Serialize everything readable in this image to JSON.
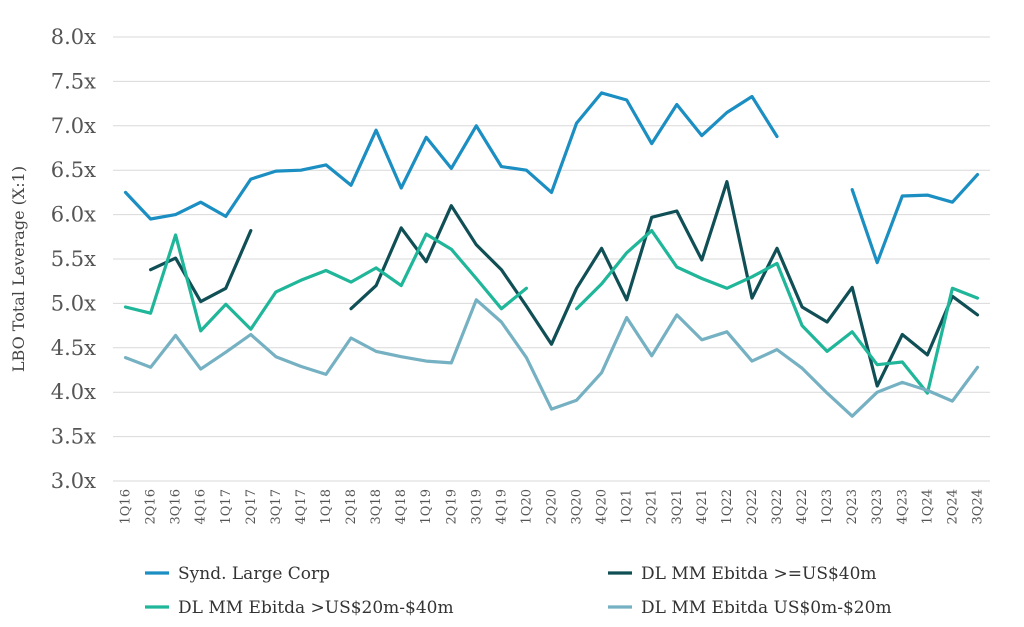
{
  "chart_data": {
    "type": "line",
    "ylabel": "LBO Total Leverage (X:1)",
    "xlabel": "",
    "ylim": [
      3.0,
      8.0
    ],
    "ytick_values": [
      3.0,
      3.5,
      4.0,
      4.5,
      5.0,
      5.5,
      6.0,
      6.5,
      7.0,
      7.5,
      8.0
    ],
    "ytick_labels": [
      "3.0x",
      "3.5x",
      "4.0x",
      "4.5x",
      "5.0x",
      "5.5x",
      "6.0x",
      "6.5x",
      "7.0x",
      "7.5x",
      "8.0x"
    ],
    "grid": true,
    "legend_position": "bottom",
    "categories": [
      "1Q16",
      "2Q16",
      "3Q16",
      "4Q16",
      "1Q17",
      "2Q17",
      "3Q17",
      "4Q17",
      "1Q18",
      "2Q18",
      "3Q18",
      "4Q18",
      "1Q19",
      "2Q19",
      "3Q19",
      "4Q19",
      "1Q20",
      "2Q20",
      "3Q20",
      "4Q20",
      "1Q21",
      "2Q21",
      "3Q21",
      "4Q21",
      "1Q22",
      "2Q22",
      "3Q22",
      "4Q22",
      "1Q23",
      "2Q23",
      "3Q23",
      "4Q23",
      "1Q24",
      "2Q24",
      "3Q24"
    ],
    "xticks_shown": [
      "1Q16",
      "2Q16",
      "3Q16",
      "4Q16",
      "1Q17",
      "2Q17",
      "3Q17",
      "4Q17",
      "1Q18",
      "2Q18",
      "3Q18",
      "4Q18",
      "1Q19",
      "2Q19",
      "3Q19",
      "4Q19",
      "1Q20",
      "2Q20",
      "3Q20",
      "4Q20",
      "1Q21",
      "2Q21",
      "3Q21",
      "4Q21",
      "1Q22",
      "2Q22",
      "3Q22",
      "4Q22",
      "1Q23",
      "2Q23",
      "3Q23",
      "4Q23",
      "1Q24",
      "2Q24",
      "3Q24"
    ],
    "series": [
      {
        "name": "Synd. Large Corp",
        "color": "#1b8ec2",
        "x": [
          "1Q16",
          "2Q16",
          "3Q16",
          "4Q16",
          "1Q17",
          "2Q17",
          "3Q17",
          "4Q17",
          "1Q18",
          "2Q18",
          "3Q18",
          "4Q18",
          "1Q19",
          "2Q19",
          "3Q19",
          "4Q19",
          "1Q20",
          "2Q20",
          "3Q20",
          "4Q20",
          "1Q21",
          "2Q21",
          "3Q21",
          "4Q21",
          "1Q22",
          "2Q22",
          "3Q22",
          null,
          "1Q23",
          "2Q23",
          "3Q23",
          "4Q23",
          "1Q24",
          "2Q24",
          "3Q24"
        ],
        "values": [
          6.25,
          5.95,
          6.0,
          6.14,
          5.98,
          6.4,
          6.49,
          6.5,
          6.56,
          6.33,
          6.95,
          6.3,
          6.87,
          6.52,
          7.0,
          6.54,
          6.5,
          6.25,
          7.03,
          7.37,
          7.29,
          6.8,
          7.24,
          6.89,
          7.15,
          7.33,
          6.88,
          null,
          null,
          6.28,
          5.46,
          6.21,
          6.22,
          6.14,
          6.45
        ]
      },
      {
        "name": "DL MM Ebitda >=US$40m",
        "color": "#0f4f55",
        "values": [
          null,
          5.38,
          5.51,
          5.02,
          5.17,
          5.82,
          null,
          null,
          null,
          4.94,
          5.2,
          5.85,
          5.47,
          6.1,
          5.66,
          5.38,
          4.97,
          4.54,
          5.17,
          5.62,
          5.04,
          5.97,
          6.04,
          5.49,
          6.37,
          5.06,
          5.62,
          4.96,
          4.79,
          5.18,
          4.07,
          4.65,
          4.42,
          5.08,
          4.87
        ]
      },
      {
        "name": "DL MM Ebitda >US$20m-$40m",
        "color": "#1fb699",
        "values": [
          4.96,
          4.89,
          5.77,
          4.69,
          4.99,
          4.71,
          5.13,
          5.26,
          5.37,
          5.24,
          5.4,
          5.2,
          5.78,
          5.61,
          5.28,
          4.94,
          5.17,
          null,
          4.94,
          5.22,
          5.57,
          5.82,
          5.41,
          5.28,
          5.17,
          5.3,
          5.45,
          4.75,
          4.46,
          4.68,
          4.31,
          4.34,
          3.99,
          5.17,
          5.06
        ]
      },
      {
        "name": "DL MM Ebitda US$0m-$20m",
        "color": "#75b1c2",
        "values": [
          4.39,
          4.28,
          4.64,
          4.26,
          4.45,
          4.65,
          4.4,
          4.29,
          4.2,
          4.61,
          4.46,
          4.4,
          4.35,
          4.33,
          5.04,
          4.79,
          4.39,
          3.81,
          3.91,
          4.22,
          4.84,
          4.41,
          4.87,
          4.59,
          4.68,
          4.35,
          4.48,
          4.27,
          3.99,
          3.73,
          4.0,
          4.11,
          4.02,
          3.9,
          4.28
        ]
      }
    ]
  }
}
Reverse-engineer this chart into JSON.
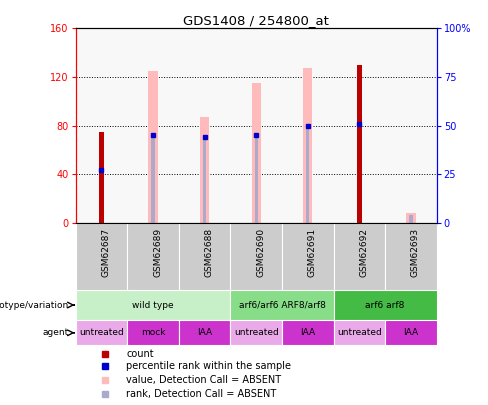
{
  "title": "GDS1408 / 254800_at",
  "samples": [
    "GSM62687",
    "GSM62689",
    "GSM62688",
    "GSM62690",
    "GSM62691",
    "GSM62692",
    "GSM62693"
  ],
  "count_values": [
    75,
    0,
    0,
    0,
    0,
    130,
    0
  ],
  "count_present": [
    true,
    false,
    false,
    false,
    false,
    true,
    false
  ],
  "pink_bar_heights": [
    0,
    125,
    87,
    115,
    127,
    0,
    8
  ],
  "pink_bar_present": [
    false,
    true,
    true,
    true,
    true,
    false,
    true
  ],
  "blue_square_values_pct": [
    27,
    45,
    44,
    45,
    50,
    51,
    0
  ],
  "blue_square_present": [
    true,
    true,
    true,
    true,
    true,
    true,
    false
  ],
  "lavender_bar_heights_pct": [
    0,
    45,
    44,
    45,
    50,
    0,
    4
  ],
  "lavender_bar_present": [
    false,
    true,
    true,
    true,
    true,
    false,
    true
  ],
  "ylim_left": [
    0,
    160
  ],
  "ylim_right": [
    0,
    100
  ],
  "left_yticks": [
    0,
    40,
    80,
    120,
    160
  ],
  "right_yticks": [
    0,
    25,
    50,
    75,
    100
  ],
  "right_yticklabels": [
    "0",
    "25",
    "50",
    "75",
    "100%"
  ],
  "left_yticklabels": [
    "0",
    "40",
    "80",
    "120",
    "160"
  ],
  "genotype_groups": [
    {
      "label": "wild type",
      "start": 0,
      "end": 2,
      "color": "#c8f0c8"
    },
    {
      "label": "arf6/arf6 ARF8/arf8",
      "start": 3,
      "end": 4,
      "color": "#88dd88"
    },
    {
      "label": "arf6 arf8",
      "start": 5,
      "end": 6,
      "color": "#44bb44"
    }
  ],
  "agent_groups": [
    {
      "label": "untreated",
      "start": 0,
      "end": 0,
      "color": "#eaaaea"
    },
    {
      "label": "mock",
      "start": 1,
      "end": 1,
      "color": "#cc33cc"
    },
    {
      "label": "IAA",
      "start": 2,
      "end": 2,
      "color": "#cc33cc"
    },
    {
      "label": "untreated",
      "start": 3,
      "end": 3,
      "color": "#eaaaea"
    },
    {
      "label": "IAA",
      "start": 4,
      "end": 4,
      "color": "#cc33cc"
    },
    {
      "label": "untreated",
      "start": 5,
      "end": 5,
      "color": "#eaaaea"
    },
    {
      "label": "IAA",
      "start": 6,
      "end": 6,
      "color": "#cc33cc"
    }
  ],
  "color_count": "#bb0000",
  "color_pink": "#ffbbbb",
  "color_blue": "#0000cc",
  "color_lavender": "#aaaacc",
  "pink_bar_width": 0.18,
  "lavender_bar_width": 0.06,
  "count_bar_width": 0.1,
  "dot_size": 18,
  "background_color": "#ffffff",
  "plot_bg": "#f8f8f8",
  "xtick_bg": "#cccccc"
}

§ **Stated exercise**: Check each line above for "this" and return the ones that have it.

§ **Answer for the task**:
Serialize everything readable in this image to JSON.
Reverse-engineer this chart into JSON.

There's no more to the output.